## Consignas del ejercicio:
1. ¿Quién dirige la película comentada en la reseña?
2. Reproduzca literalmente el fragmento de la reseña que va desde "Por Luciano Salgado" hasta "sueños de juventud?", ambos inclusive.
3. Resuma la reseña en dos oraciones.

## Texto citado:

Rifkin’s Festival

Por Luciano Salgado

EE.UU.-España-Italia, 2020, 92′
Dirigida por Woody Allen
Con Wallace Shawn, Gina Gershon, Elena Anaya, Louis Garrel, Christoph Waltz, Sergi López, Richard Kind, Nathalie Poza, Douglas McGrath, Steve Guttenberg, Enrique Arce, Tammy Blanchard, Damian Chapa, Georgina Amorós, Yan Tual, Bobby Slayton, Andrea Trepat, Ben Temple, Luz Cipriota, Karina Kolokolchykova, Elena Sanz, Carmen Salta, Manu Fullola, Isabel García Lorca, Ken Appledorn, Rick Zingale, Godeliv Van den Brandt, Natalia Dicenta, Stephanie Figueira, Nick Devlin, Yuri D. Brown, John Sehil

Dónde están nuestros sueños de juventud?

Desde hace algunos años una buena parte de la camada de directores debutantes en los 70s (o en los albores de esa década) como Francis Coppola, Martin Scorsese, Peter Bogdanovich, William Friedkin, Clint Eastwood, Brian De Palma…e incluso en cierta medida el mismo Steven Spielberg, han decidido comenzar a despedirse, haciendo consciente aquello de que los elefantes, cuando huelen la muerte, deciden alejarse de la manada. En ese retiro que tiene parte de realidad muy concreta en varios directores, que es simbólico y material narrativo en otros y que es motivo de autoevaluación en otra parte de la camada, se encuentra Woody Allen, hoy por hoy entre la propia encerrona de su cine -que allá por 2010 supo encontrar un segundo nuevo aire para un nuevo público luego del primer nuevo aire que le supuso Match Point allá por mediados de los 2000s- y la cultura de la cancelación, que ha puesto a toda su obra en entredicho, entre otras cosas por la renovación de la acusación de Mia Farrow en su contra (y todo en el contexto de la emisión de la serie documental que pulveriza la imagen del director).

## Datos proporcionados:
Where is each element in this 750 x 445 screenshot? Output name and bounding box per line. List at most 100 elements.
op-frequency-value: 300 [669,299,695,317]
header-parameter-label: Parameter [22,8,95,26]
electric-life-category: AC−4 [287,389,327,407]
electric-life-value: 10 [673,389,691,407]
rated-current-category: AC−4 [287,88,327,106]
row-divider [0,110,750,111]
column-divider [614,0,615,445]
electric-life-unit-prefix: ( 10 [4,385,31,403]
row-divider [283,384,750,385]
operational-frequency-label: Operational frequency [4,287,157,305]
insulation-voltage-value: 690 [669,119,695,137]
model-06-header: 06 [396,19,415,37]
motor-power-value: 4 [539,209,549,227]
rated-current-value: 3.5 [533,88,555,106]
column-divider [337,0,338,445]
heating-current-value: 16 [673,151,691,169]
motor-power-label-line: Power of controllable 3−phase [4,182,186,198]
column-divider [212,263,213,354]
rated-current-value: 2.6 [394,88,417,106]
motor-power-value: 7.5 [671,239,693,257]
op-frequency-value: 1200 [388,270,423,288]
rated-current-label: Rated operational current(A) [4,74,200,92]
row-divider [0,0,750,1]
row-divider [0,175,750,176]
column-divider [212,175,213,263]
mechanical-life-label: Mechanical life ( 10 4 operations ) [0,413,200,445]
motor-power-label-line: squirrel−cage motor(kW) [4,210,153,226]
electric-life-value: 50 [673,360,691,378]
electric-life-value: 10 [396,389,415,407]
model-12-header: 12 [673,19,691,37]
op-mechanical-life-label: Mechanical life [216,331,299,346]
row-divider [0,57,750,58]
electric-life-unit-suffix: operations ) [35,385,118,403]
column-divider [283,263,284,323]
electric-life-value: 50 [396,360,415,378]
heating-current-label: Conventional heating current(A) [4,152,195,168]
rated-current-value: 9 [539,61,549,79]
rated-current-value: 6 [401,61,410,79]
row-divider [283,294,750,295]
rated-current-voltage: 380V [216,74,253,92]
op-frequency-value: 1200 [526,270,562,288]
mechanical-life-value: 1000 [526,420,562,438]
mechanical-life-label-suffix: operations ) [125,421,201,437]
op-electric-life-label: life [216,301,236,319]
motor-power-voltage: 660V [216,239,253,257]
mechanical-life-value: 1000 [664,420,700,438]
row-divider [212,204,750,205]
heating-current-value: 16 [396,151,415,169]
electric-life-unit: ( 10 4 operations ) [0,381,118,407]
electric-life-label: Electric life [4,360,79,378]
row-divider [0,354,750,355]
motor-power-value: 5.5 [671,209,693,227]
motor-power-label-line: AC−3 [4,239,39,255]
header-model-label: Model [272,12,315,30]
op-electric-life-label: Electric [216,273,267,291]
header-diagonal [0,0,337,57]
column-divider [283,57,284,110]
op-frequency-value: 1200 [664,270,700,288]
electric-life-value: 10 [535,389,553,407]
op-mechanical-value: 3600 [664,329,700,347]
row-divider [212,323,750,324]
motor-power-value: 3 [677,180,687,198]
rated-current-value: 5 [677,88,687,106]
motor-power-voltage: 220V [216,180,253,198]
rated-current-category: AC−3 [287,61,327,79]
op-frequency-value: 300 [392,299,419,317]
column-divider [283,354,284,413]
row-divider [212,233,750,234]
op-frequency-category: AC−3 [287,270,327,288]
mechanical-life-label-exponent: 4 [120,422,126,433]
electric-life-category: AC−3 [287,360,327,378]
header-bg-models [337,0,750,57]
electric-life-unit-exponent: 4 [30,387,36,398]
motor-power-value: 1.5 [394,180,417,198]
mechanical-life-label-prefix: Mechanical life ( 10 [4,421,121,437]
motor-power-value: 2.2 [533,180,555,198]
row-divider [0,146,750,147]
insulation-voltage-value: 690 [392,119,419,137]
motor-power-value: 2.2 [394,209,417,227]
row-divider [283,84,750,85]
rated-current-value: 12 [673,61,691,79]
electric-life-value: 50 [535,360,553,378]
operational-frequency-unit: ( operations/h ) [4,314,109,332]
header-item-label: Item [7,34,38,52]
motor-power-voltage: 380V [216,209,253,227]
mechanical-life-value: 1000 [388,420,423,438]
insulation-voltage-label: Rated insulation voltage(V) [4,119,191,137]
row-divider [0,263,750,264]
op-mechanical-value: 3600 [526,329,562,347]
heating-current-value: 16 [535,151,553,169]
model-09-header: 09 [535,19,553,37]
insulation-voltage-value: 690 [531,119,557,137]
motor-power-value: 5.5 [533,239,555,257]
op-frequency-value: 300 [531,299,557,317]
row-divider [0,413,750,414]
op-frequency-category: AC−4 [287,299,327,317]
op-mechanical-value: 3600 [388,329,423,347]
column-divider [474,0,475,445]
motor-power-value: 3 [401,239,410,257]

## Resultados obtenidos:
1. Woody Allen.

2.
Por Luciano Salgado

EE.UU.-España-Italia, 2020, 92′
Dirigida por Woody Allen
Con Wallace Shawn, Gina Gershon, Elena Anaya, Louis Garrel, Christoph Waltz, Sergi López, Richard Kind, Nathalie Poza, Douglas McGrath, Steve Guttenberg, Enrique Arce, Tammy Blanchard, Damian Chapa, Georgina Amorós, Yan Tual, Bobby Slayton, Andrea Trepat, Ben Temple, Luz Cipriota, Karina Kolokolchykova, Elena Sanz, Carmen Salta, Manu Fullola, Isabel García Lorca, Ken Appledorn, Rick Zingale, Godeliv Van den Brandt, Natalia Dicenta, Stephanie Figueira, Nick Devlin, Yuri D. Brown, John Sehil

Dónde están nuestros sueños de juventud?

3. Desde hace algunos años, buena parte de los directores que debutaron en los años setenta, como Coppola, Scorsese o Eastwood, han decidido comenzar a despedirse. Entre ellos se encuentra Woody Allen, situado entre la encerrona de su propio cine y la cultura de la cancelación, que ha puesto en entredicho toda su obra, entre otras cosas por la renovación de la acusación de Mia Farrow en su contra.